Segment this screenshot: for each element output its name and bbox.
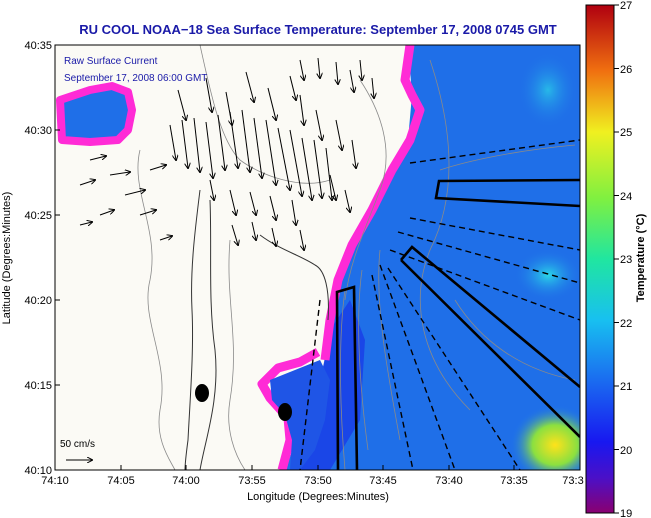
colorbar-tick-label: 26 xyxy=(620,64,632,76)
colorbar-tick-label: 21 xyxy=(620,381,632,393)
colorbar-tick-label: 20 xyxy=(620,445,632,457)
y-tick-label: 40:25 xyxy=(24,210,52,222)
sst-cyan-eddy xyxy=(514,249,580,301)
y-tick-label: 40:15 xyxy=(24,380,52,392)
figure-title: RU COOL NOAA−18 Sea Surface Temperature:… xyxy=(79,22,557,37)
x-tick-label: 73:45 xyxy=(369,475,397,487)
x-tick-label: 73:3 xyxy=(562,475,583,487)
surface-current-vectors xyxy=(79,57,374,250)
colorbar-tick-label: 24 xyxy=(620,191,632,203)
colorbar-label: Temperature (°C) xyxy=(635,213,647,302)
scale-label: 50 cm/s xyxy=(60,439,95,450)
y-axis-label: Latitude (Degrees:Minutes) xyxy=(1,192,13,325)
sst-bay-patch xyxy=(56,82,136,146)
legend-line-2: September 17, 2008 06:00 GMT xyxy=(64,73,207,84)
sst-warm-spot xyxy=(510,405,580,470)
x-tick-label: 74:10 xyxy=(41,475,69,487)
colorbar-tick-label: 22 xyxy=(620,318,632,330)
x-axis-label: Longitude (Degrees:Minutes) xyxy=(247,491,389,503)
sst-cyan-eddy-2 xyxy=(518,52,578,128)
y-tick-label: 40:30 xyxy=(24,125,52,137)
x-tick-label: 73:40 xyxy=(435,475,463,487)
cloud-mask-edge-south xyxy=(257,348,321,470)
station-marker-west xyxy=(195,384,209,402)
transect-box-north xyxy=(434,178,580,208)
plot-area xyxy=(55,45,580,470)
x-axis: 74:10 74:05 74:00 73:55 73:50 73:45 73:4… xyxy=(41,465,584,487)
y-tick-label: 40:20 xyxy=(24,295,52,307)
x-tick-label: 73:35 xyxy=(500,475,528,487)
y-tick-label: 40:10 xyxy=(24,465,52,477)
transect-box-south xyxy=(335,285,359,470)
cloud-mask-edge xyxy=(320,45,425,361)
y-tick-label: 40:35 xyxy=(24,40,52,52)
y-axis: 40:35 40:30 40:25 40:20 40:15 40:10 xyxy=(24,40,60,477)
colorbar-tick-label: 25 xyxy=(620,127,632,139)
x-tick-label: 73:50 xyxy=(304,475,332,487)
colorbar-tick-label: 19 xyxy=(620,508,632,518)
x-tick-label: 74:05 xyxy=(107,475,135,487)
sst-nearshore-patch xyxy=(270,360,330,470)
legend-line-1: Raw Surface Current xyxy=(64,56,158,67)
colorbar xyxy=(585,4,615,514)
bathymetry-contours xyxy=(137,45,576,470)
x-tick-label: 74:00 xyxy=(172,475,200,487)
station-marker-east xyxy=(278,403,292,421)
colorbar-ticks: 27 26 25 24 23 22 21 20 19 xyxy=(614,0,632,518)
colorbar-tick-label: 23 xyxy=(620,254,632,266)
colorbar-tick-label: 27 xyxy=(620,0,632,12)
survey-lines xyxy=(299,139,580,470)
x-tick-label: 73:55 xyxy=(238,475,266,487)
==
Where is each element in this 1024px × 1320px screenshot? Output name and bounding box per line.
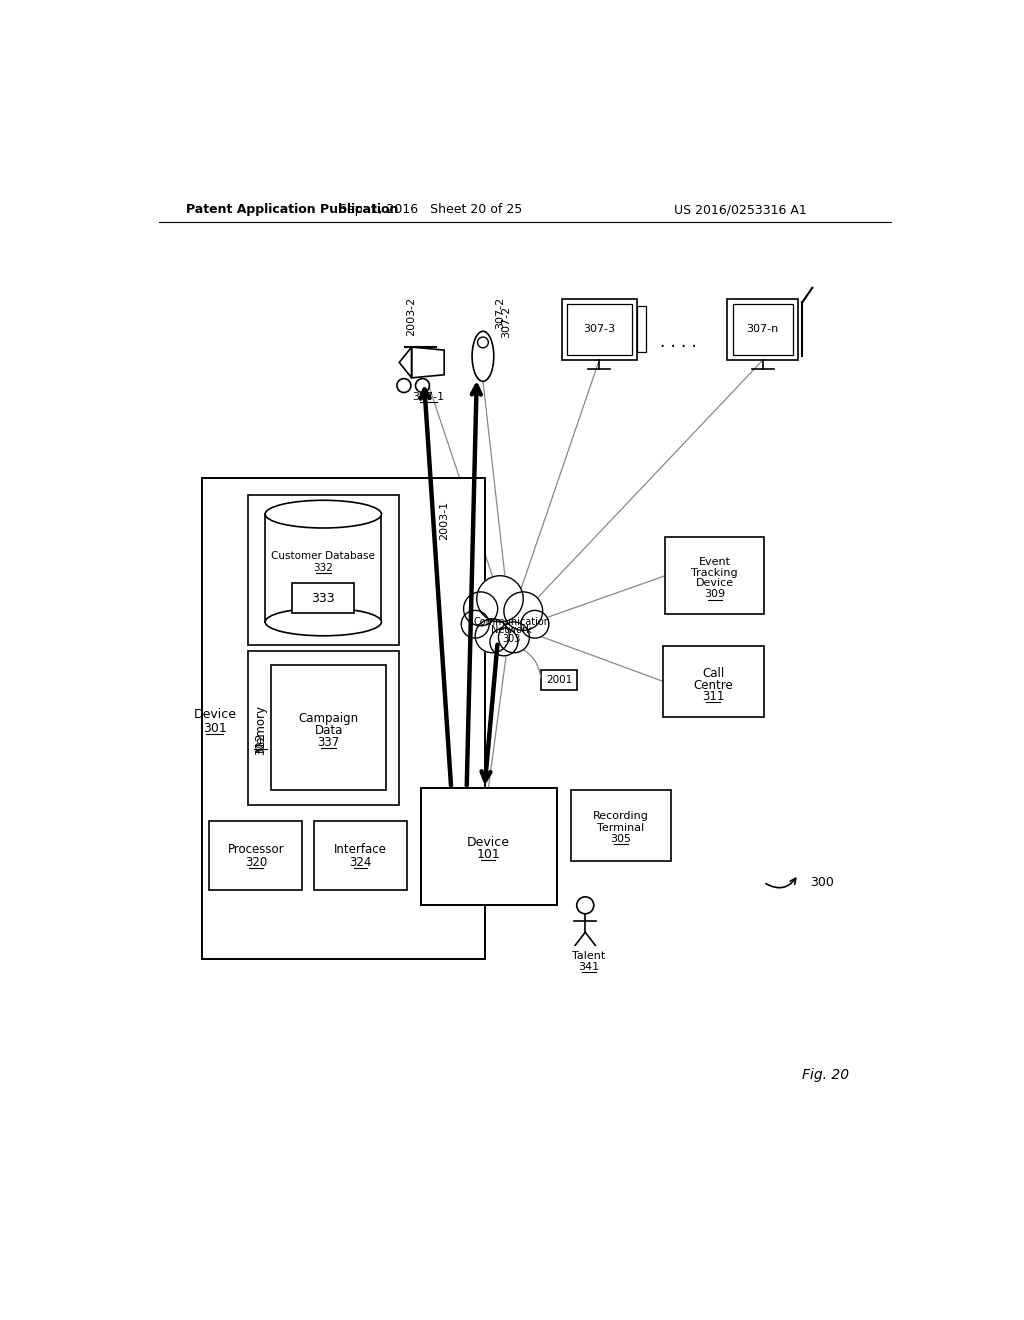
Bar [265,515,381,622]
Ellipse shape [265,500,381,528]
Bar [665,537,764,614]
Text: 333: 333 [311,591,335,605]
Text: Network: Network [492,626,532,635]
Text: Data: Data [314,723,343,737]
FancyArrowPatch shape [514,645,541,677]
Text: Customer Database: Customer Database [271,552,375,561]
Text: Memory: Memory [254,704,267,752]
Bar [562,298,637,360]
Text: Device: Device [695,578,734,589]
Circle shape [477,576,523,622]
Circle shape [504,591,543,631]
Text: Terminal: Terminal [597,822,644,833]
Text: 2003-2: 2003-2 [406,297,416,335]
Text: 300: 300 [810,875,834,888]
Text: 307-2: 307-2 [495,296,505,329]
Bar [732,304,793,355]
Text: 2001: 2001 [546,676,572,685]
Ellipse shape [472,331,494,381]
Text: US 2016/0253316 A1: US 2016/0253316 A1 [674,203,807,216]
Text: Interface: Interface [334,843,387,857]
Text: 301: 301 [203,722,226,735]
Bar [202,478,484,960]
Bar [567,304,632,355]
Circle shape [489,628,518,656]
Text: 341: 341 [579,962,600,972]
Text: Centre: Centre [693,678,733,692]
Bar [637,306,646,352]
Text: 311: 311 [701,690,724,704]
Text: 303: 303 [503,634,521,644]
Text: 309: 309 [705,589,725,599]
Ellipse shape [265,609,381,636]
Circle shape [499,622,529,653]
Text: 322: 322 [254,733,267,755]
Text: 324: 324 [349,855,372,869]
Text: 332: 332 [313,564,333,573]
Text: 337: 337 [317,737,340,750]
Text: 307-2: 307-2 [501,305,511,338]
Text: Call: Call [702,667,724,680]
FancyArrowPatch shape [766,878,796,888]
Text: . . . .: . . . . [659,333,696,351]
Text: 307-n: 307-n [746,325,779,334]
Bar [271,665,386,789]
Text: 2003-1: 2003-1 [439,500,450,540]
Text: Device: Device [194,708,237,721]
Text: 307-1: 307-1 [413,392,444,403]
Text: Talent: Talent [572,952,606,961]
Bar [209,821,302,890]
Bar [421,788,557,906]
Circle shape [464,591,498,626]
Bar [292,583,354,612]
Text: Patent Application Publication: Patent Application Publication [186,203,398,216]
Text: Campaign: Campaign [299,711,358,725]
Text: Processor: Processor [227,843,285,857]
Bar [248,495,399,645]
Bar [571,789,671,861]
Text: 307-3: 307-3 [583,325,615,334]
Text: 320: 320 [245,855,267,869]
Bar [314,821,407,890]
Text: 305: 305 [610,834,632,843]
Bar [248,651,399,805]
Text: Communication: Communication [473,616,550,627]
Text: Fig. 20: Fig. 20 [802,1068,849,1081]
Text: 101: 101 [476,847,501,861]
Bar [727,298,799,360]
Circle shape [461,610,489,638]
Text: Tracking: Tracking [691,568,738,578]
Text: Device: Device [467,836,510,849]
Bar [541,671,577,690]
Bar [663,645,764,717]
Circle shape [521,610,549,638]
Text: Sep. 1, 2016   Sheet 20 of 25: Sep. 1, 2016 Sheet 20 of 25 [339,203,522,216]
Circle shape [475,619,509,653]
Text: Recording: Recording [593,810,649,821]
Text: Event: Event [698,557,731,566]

▶ _Aim of the exercise_:
Rewrite the entries in the stretch from the line containing "colorbar-tick-label: 26 xyxy=(620,64,632,76)" through the line containing "cloud-mask-edge-south xyxy=(257,348,321,470)", changing every "x-tick-label" to "lon-tick-label" and leaving everything else unchanged.

▶ _Final answer_:
colorbar-tick-label: 26 xyxy=(620,64,632,76)
colorbar-tick-label: 21 xyxy=(620,381,632,393)
colorbar-tick-label: 20 xyxy=(620,445,632,457)
y-tick-label: 40:25 xyxy=(24,210,52,222)
sst-cyan-eddy xyxy=(514,249,580,301)
y-tick-label: 40:15 xyxy=(24,380,52,392)
figure-title: RU COOL NOAA−18 Sea Surface Temperature:… xyxy=(79,22,557,37)
lon-tick-label: 73:45 xyxy=(369,475,397,487)
lon-tick-label: 73:3 xyxy=(562,475,583,487)
surface-current-vectors xyxy=(79,57,374,250)
colorbar-tick-label: 24 xyxy=(620,191,632,203)
colorbar-label: Temperature (°C) xyxy=(635,213,647,302)
scale-label: 50 cm/s xyxy=(60,439,95,450)
y-axis-label: Latitude (Degrees:Minutes) xyxy=(1,192,13,325)
sst-bay-patch xyxy=(56,82,136,146)
legend-line-2: September 17, 2008 06:00 GMT xyxy=(64,73,207,84)
sst-warm-spot xyxy=(510,405,580,470)
lon-tick-label: 74:10 xyxy=(41,475,69,487)
colorbar-tick-label: 22 xyxy=(620,318,632,330)
x-axis-label: Longitude (Degrees:Minutes) xyxy=(247,491,389,503)
sst-cyan-eddy-2 xyxy=(518,52,578,128)
y-tick-label: 40:30 xyxy=(24,125,52,137)
lon-tick-label: 73:40 xyxy=(435,475,463,487)
cloud-mask-edge-south xyxy=(257,348,321,470)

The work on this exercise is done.